# Task directions
Repeat, exactly and completely, the entries shown underneath.

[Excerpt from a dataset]
--

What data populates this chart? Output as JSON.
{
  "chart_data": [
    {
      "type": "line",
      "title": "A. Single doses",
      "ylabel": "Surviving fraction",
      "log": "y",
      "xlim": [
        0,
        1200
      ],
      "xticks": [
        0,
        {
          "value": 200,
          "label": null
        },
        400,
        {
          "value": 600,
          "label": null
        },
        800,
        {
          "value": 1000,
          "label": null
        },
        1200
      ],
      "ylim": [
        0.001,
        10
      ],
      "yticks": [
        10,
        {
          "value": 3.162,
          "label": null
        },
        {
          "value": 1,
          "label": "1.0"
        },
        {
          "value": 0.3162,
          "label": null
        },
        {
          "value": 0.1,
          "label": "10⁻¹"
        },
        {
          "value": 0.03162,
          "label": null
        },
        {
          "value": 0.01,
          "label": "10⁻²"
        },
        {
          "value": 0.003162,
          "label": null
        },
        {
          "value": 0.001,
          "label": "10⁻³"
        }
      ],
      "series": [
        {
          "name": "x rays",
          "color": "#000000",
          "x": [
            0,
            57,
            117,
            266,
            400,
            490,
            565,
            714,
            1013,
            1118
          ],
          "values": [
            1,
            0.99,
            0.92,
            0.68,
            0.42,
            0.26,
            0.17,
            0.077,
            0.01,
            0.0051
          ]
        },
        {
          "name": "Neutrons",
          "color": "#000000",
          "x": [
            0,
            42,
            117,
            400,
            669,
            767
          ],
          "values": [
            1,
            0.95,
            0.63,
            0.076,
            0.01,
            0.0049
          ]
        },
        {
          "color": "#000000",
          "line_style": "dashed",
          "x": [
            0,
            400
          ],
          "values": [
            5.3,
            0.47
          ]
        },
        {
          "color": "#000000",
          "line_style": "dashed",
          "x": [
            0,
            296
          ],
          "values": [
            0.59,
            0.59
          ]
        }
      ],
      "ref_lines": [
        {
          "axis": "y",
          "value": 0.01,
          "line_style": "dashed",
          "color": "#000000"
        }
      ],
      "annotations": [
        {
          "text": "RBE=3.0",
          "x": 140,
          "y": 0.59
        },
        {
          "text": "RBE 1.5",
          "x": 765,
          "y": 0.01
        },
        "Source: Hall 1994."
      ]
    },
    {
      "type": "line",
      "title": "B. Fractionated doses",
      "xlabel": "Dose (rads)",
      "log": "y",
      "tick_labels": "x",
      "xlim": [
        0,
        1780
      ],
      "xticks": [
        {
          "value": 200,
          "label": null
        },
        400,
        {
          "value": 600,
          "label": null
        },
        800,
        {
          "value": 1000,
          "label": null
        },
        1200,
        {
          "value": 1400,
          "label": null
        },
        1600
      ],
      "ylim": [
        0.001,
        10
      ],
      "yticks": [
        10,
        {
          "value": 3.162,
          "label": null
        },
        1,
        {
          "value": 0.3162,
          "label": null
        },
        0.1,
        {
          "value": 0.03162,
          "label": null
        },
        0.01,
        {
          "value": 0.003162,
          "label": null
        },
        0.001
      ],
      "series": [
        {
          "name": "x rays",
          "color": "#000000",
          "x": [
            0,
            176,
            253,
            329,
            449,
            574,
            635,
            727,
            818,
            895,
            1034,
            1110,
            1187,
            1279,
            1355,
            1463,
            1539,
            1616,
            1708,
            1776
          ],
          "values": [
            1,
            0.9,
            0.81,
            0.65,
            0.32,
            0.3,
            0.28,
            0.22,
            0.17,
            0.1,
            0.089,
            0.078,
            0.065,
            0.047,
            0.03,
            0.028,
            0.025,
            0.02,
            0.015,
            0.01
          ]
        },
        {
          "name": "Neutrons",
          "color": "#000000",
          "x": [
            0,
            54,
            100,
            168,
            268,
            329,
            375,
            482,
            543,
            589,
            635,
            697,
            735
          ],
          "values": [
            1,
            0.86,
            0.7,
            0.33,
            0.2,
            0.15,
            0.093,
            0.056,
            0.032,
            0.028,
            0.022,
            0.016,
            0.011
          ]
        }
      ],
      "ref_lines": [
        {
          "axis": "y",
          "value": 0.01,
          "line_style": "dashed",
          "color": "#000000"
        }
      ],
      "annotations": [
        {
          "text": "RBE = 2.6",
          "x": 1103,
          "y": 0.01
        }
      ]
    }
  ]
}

--

# Output for this exercise
What data populates this chart? Output as JSON.
{
  "chart_data": [
    {
      "type": "line",
      "title": "A. Single doses",
      "ylabel": "Surviving fraction",
      "log": "y",
      "xlim": [
        0,
        1200
      ],
      "xticks": [
        0,
        {
          "value": 200,
          "label": null
        },
        400,
        {
          "value": 600,
          "label": null
        },
        800,
        {
          "value": 1000,
          "label": null
        },
        1200
      ],
      "ylim": [
        0.001,
        10
      ],
      "yticks": [
        10,
        {
          "value": 3.162,
          "label": null
        },
        {
          "value": 1,
          "label": "1.0"
        },
        {
          "value": 0.3162,
          "label": null
        },
        {
          "value": 0.1,
          "label": "10⁻¹"
        },
        {
          "value": 0.03162,
          "label": null
        },
        {
          "value": 0.01,
          "label": "10⁻²"
        },
        {
          "value": 0.003162,
          "label": null
        },
        {
          "value": 0.001,
          "label": "10⁻³"
        }
      ],
      "series": [
        {
          "name": "x rays",
          "color": "#000000",
          "x": [
            0,
            57,
            117,
            266,
            400,
            490,
            565,
            714,
            1013,
            1118
          ],
          "values": [
            1,
            0.99,
            0.92,
            0.68,
            0.42,
            0.26,
            0.17,
            0.077,
            0.01,
            0.0051
          ]
        },
        {
          "name": "Neutrons",
          "color": "#000000",
          "x": [
            0,
            42,
            117,
            400,
            669,
            767
          ],
          "values": [
            1,
            0.95,
            0.63,
            0.076,
            0.01,
            0.0049
          ]
        },
        {
          "color": "#000000",
          "line_style": "dashed",
          "x": [
            0,
            400
          ],
          "values": [
            5.3,
            0.47
          ]
        },
        {
          "color": "#000000",
          "line_style": "dashed",
          "x": [
            0,
            296
          ],
          "values": [
            0.59,
            0.59
          ]
        }
      ],
      "ref_lines": [
        {
          "axis": "y",
          "value": 0.01,
          "line_style": "dashed",
          "color": "#000000"
        }
      ],
      "annotations": [
        {
          "text": "RBE=3.0",
          "x": 140,
          "y": 0.59
        },
        {
          "text": "RBE 1.5",
          "x": 765,
          "y": 0.01
        },
        "Source: Hall 1994."
      ]
    },
    {
      "type": "line",
      "title": "B. Fractionated doses",
      "xlabel": "Dose (rads)",
      "log": "y",
      "tick_labels": "x",
      "xlim": [
        0,
        1780
      ],
      "xticks": [
        {
          "value": 200,
          "label": null
        },
        400,
        {
          "value": 600,
          "label": null
        },
        800,
        {
          "value": 1000,
          "label": null
        },
        1200,
        {
          "value": 1400,
          "label": null
        },
        1600
      ],
      "ylim": [
        0.001,
        10
      ],
      "yticks": [
        10,
        {
          "value": 3.162,
          "label": null
        },
        1,
        {
          "value": 0.3162,
          "label": null
        },
        0.1,
        {
          "value": 0.03162,
          "label": null
        },
        0.01,
        {
          "value": 0.003162,
          "label": null
        },
        0.001
      ],
      "series": [
        {
          "name": "x rays",
          "color": "#000000",
          "x": [
            0,
            176,
            253,
            329,
            449,
            574,
            635,
            727,
            818,
            895,
            1034,
            1110,
            1187,
            1279,
            1355,
            1463,
            1539,
            1616,
            1708,
            1776
          ],
          "values": [
            1,
            0.9,
            0.81,
            0.65,
            0.32,
            0.3,
            0.28,
            0.22,
            0.17,
            0.1,
            0.089,
            0.078,
            0.065,
            0.047,
            0.03,
            0.028,
            0.025,
            0.02,
            0.015,
            0.01
          ]
        },
        {
          "name": "Neutrons",
          "color": "#000000",
          "x": [
            0,
            54,
            100,
            168,
            268,
            329,
            375,
            482,
            543,
            589,
            635,
            697,
            735
          ],
          "values": [
            1,
            0.86,
            0.7,
            0.33,
            0.2,
            0.15,
            0.093,
            0.056,
            0.032,
            0.028,
            0.022,
            0.016,
            0.011
          ]
        }
      ],
      "ref_lines": [
        {
          "axis": "y",
          "value": 0.01,
          "line_style": "dashed",
          "color": "#000000"
        }
      ],
      "annotations": [
        {
          "text": "RBE = 2.6",
          "x": 1103,
          "y": 0.01
        }
      ]
    }
  ]
}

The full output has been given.